> **Supplied material**:

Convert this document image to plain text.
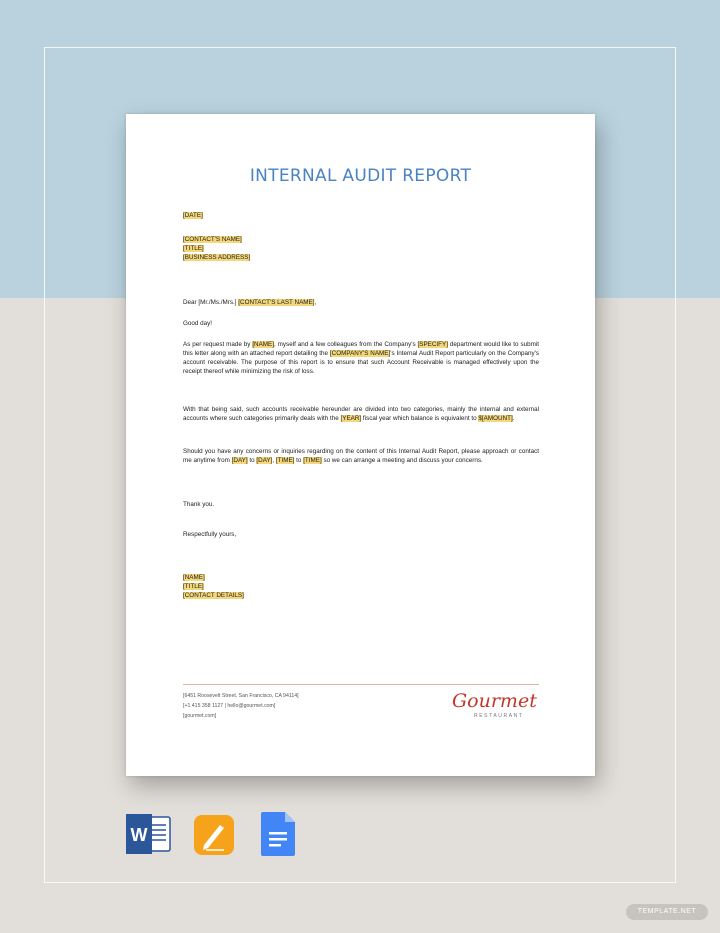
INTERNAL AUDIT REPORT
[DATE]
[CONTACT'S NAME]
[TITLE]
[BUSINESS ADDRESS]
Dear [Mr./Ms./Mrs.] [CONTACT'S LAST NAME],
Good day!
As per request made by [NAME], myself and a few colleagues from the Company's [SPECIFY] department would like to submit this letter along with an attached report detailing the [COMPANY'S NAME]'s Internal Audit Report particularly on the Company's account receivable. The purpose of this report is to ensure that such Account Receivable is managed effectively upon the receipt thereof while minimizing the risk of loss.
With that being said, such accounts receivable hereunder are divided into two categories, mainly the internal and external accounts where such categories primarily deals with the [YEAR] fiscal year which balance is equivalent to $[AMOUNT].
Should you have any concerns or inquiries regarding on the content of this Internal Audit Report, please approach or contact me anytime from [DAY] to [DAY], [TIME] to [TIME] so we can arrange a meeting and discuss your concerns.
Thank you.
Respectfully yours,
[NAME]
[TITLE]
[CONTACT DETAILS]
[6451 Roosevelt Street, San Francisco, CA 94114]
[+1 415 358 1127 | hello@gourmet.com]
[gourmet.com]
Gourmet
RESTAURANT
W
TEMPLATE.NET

> **The request**: Scan the material above. Copy each line where "this" occurs.

> **Answer in full**:
Convert this document image to plain text.
As per request made by [NAME], myself and a few colleagues from the Company's [SPECIFY] department would like to submit this letter along with an attached report detailing the [COMPANY'S NAME]'s Internal Audit Report particularly on the Company's account receivable. The purpose of this report is to ensure that such Account Receivable is managed effectively upon the receipt thereof while minimizing the risk of loss.
Should you have any concerns or inquiries regarding on the content of this Internal Audit Report, please approach or contact me anytime from [DAY] to [DAY], [TIME] to [TIME] so we can arrange a meeting and discuss your concerns.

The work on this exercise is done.